## WHAT THIS TASK INVOLVES
Leave out the pictures and copy every record exactly.

## EXTRACTED INFORMATION
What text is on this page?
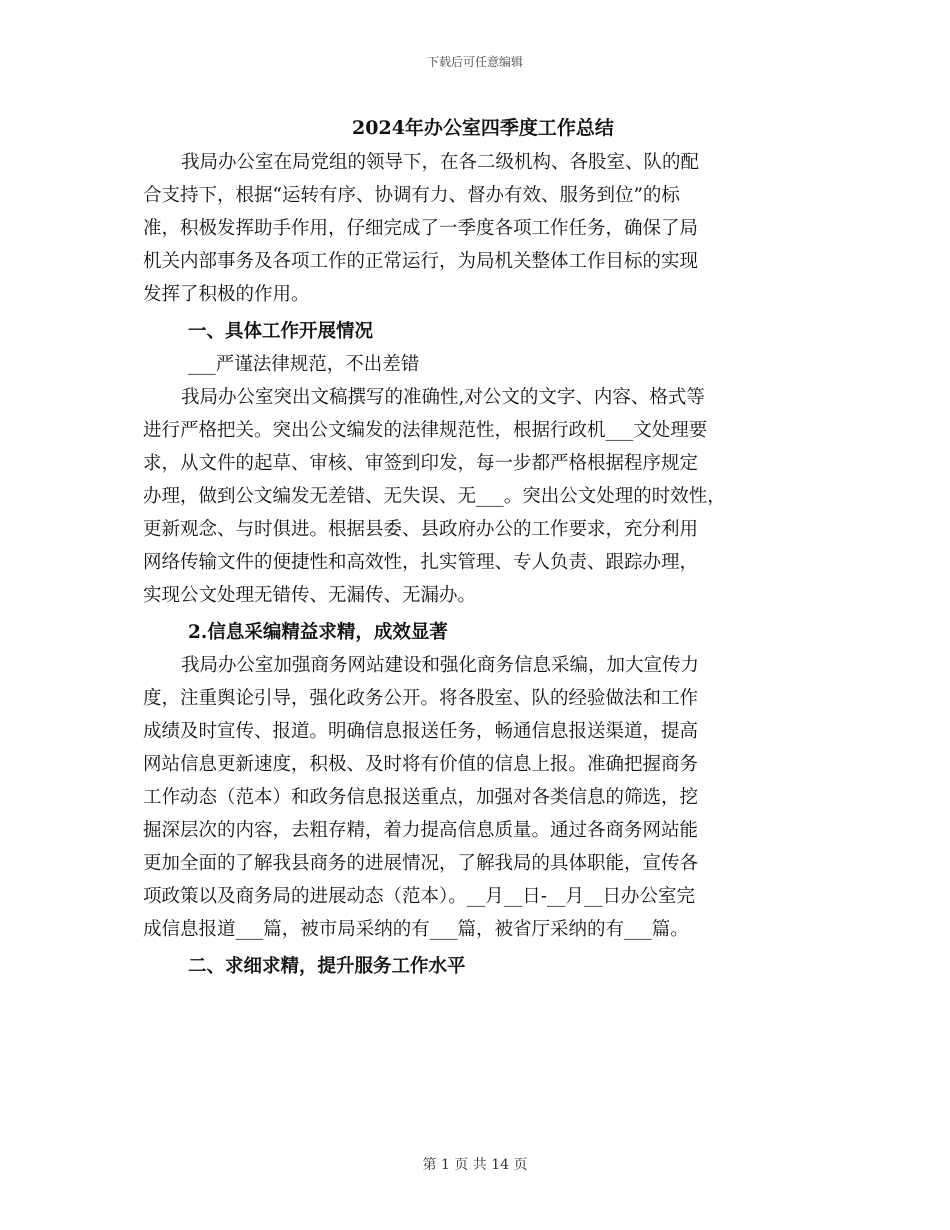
下载后可任意编辑
2024年办公室四季度工作总结
我局办公室在局党组的领导下，在各二级机构、各股室、队的配
合支持下，根据“运转有序、协调有力、督办有效、服务到位”的标
准，积极发挥助手作用，仔细完成了一季度各项工作任务，确保了局
机关内部事务及各项工作的正常运行，为局机关整体工作目标的实现
发挥了积极的作用。
一、具体工作开展情况

___严谨法律规范，不出差错

我局办公室突出文稿撰写的准确性,对公文的文字、内容、格式等
进行严格把关。突出公文编发的法律规范性，根据行政机___文处理要
求，从文件的起草、审核、审签到印发，每一步都严格根据程序规定
办理，做到公文编发无差错、无失误、无___。突出公文处理的时效性，
更新观念、与时俱进。根据县委、县政府办公的工作要求，充分利用
网络传输文件的便捷性和高效性，扎实管理、专人负责、跟踪办理，
实现公文处理无错传、无漏传、无漏办。
2.信息采编精益求精，成效显著
我局办公室加强商务网站建设和强化商务信息采编，加大宣传力
度，注重舆论引导，强化政务公开。将各股室、队的经验做法和工作
成绩及时宣传、报道。明确信息报送任务，畅通信息报送渠道，提高
网站信息更新速度，积极、及时将有价值的信息上报。准确把握商务
工作动态（范本）和政务信息报送重点，加强对各类信息的筛选，挖
掘深层次的内容，去粗存精，着力提高信息质量。通过各商务网站能
更加全面的了解我县商务的进展情况，了解我局的具体职能，宣传各
项政策以及商务局的进展动态（范本）。__月__日-__月__日办公室完
成信息报道___篇，被市局采纳的有___篇，被省厅采纳的有___篇。
二、求细求精，提升服务工作水平
第 1 页 共 14 页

## CORRECT ANSWER
What text is on this page?
下载后可任意编辑
2024年办公室四季度工作总结
我局办公室在局党组的领导下，在各二级机构、各股室、队的配
合支持下，根据“运转有序、协调有力、督办有效、服务到位”的标
准，积极发挥助手作用，仔细完成了一季度各项工作任务，确保了局
机关内部事务及各项工作的正常运行，为局机关整体工作目标的实现
发挥了积极的作用。
一、具体工作开展情况

___严谨法律规范，不出差错

我局办公室突出文稿撰写的准确性,对公文的文字、内容、格式等
进行严格把关。突出公文编发的法律规范性，根据行政机___文处理要
求，从文件的起草、审核、审签到印发，每一步都严格根据程序规定
办理，做到公文编发无差错、无失误、无___。突出公文处理的时效性，
更新观念、与时俱进。根据县委、县政府办公的工作要求，充分利用
网络传输文件的便捷性和高效性，扎实管理、专人负责、跟踪办理，
实现公文处理无错传、无漏传、无漏办。
2.信息采编精益求精，成效显著
我局办公室加强商务网站建设和强化商务信息采编，加大宣传力
度，注重舆论引导，强化政务公开。将各股室、队的经验做法和工作
成绩及时宣传、报道。明确信息报送任务，畅通信息报送渠道，提高
网站信息更新速度，积极、及时将有价值的信息上报。准确把握商务
工作动态（范本）和政务信息报送重点，加强对各类信息的筛选，挖
掘深层次的内容，去粗存精，着力提高信息质量。通过各商务网站能
更加全面的了解我县商务的进展情况，了解我局的具体职能，宣传各
项政策以及商务局的进展动态（范本）。__月__日-__月__日办公室完
成信息报道___篇，被市局采纳的有___篇，被省厅采纳的有___篇。
二、求细求精，提升服务工作水平
第 1 页 共 14 页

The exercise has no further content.